=== Material supplied ===
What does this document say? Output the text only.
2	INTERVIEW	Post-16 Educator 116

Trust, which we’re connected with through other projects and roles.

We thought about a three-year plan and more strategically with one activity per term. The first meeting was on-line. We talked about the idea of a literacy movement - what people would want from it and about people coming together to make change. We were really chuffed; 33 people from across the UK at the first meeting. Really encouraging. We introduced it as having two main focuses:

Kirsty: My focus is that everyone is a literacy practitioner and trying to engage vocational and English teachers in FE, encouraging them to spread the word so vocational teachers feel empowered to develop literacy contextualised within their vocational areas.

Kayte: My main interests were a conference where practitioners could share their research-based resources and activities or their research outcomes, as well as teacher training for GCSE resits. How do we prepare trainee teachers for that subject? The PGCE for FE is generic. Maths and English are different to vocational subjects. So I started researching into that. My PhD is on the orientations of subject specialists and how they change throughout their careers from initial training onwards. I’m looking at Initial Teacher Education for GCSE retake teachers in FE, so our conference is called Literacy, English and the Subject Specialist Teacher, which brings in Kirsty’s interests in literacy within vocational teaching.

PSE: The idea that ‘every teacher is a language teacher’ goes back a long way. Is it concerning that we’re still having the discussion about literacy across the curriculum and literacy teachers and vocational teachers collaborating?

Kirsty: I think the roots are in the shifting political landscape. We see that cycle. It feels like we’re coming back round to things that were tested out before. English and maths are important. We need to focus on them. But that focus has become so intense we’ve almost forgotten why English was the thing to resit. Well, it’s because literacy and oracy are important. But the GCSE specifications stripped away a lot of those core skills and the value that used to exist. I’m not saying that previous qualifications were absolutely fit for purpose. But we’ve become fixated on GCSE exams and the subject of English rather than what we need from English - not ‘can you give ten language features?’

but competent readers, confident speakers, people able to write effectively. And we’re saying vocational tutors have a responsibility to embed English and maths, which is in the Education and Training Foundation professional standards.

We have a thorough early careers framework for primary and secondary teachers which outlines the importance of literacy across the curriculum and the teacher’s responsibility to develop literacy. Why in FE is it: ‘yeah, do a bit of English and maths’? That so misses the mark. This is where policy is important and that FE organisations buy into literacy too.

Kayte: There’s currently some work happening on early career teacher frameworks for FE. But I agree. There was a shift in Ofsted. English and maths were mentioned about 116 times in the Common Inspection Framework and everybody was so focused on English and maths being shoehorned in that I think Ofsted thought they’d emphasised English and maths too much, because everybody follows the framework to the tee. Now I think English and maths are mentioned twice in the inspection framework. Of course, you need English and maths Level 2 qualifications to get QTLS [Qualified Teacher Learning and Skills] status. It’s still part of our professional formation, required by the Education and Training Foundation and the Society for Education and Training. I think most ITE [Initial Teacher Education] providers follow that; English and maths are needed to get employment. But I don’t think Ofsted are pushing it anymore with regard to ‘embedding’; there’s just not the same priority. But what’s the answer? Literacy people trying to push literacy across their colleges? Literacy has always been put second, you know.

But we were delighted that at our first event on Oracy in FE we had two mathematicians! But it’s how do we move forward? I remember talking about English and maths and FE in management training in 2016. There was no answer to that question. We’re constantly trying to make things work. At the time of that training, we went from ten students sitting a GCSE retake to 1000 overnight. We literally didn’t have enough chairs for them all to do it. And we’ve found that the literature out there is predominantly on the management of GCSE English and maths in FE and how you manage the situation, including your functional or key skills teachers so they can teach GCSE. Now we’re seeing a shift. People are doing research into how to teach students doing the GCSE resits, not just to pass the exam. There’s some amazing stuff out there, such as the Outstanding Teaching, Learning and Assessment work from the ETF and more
===
» **Task to complete**: Copy out the full listing exactly.

» **Worked answer**:
What does this document say? Output the text only.
2	INTERVIEW	Post-16 Educator 116

Trust, which we’re connected with through other projects and roles.

We thought about a three-year plan and more strategically with one activity per term. The first meeting was on-line. We talked about the idea of a literacy movement - what people would want from it and about people coming together to make change. We were really chuffed; 33 people from across the UK at the first meeting. Really encouraging. We introduced it as having two main focuses:

Kirsty: My focus is that everyone is a literacy practitioner and trying to engage vocational and English teachers in FE, encouraging them to spread the word so vocational teachers feel empowered to develop literacy contextualised within their vocational areas.

Kayte: My main interests were a conference where practitioners could share their research-based resources and activities or their research outcomes, as well as teacher training for GCSE resits. How do we prepare trainee teachers for that subject? The PGCE for FE is generic. Maths and English are different to vocational subjects. So I started researching into that. My PhD is on the orientations of subject specialists and how they change throughout their careers from initial training onwards. I’m looking at Initial Teacher Education for GCSE retake teachers in FE, so our conference is called Literacy, English and the Subject Specialist Teacher, which brings in Kirsty’s interests in literacy within vocational teaching.

PSE: The idea that ‘every teacher is a language teacher’ goes back a long way. Is it concerning that we’re still having the discussion about literacy across the curriculum and literacy teachers and vocational teachers collaborating?

Kirsty: I think the roots are in the shifting political landscape. We see that cycle. It feels like we’re coming back round to things that were tested out before. English and maths are important. We need to focus on them. But that focus has become so intense we’ve almost forgotten why English was the thing to resit. Well, it’s because literacy and oracy are important. But the GCSE specifications stripped away a lot of those core skills and the value that used to exist. I’m not saying that previous qualifications were absolutely fit for purpose. But we’ve become fixated on GCSE exams and the subject of English rather than what we need from English - not ‘can you give ten language features?’

but competent readers, confident speakers, people able to write effectively. And we’re saying vocational tutors have a responsibility to embed English and maths, which is in the Education and Training Foundation professional standards.

We have a thorough early careers framework for primary and secondary teachers which outlines the importance of literacy across the curriculum and the teacher’s responsibility to develop literacy. Why in FE is it: ‘yeah, do a bit of English and maths’? That so misses the mark. This is where policy is important and that FE organisations buy into literacy too.

Kayte: There’s currently some work happening on early career teacher frameworks for FE. But I agree. There was a shift in Ofsted. English and maths were mentioned about 116 times in the Common Inspection Framework and everybody was so focused on English and maths being shoehorned in that I think Ofsted thought they’d emphasised English and maths too much, because everybody follows the framework to the tee. Now I think English and maths are mentioned twice in the inspection framework. Of course, you need English and maths Level 2 qualifications to get QTLS [Qualified Teacher Learning and Skills] status. It’s still part of our professional formation, required by the Education and Training Foundation and the Society for Education and Training. I think most ITE [Initial Teacher Education] providers follow that; English and maths are needed to get employment. But I don’t think Ofsted are pushing it anymore with regard to ‘embedding’; there’s just not the same priority. But what’s the answer? Literacy people trying to push literacy across their colleges? Literacy has always been put second, you know.

But we were delighted that at our first event on Oracy in FE we had two mathematicians! But it’s how do we move forward? I remember talking about English and maths and FE in management training in 2016. There was no answer to that question. We’re constantly trying to make things work. At the time of that training, we went from ten students sitting a GCSE retake to 1000 overnight. We literally didn’t have enough chairs for them all to do it. And we’ve found that the literature out there is predominantly on the management of GCSE English and maths in FE and how you manage the situation, including your functional or key skills teachers so they can teach GCSE. Now we’re seeing a shift. People are doing research into how to teach students doing the GCSE resits, not just to pass the exam. There’s some amazing stuff out there, such as the Outstanding Teaching, Learning and Assessment work from the ETF and more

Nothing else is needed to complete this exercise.